▶ SHORT PROBLEM
Copy each line of the data below exactly, leaving out pictures.

▶ DATA SUPPLIED
┏━━
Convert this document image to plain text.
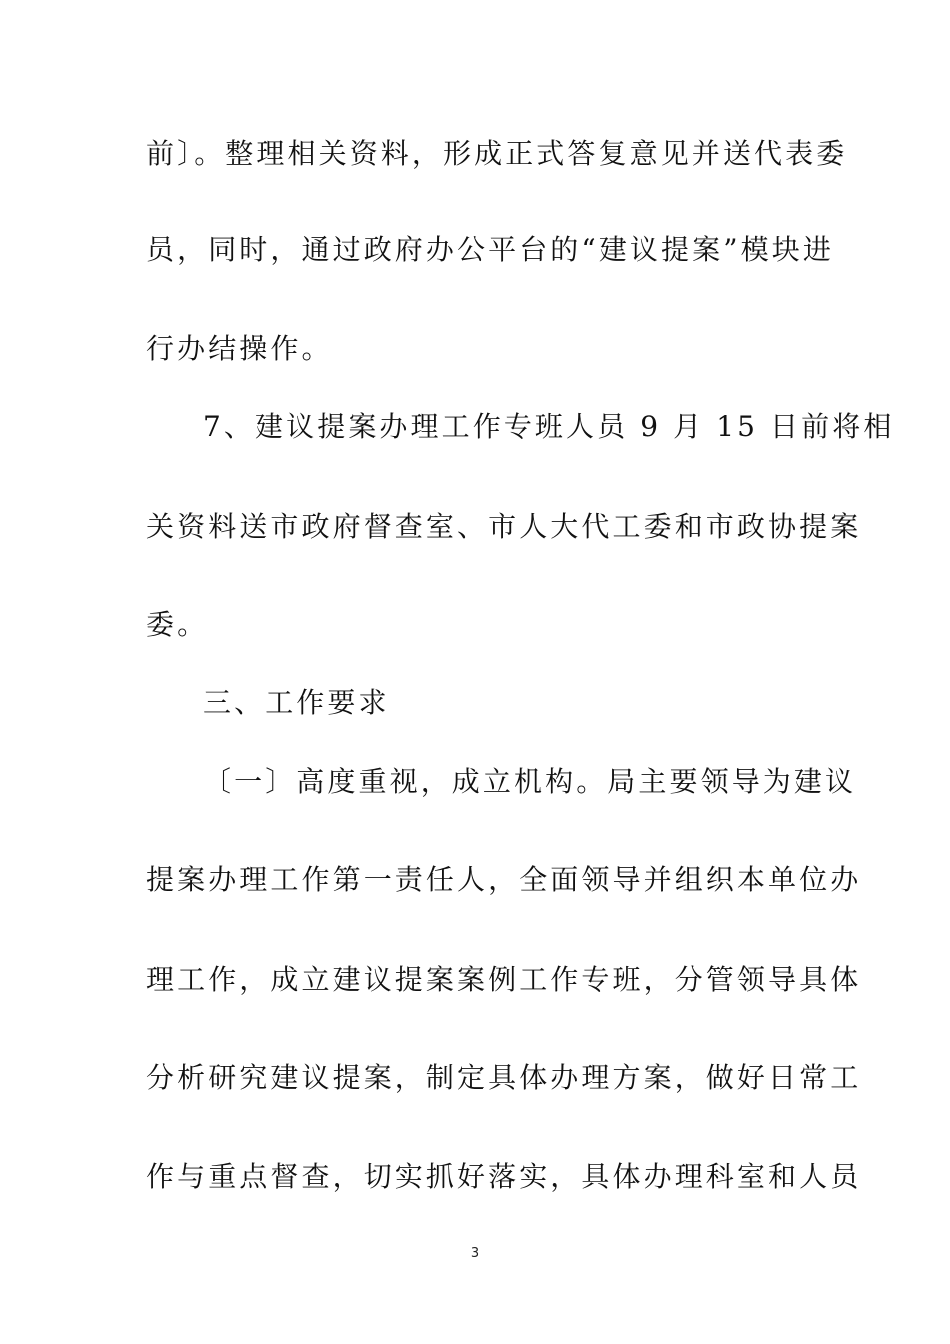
前〕。整理相关资料，形成正式答复意见并送代表委
员，同时，通过政府办公平台的“建议提案”模块进
行办结操作。
7、建议提案办理工作专班人员 9 月 15 日前将相
关资料送市政府督查室、市人大代工委和市政协提案
委。
三、工作要求
〔一〕高度重视，成立机构。局主要领导为建议
提案办理工作第一责任人，全面领导并组织本单位办
理工作，成立建议提案案例工作专班，分管领导具体
分析研究建议提案，制定具体办理方案，做好日常工
作与重点督查，切实抓好落实，具体办理科室和人员
3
┗━━
▶ IN RESPONSE
Convert this document image to plain text.
前〕。整理相关资料，形成正式答复意见并送代表委
员，同时，通过政府办公平台的“建议提案”模块进
行办结操作。
7、建议提案办理工作专班人员 9 月 15 日前将相
关资料送市政府督查室、市人大代工委和市政协提案
委。
三、工作要求
〔一〕高度重视，成立机构。局主要领导为建议
提案办理工作第一责任人，全面领导并组织本单位办
理工作，成立建议提案案例工作专班，分管领导具体
分析研究建议提案，制定具体办理方案，做好日常工
作与重点督查，切实抓好落实，具体办理科室和人员
3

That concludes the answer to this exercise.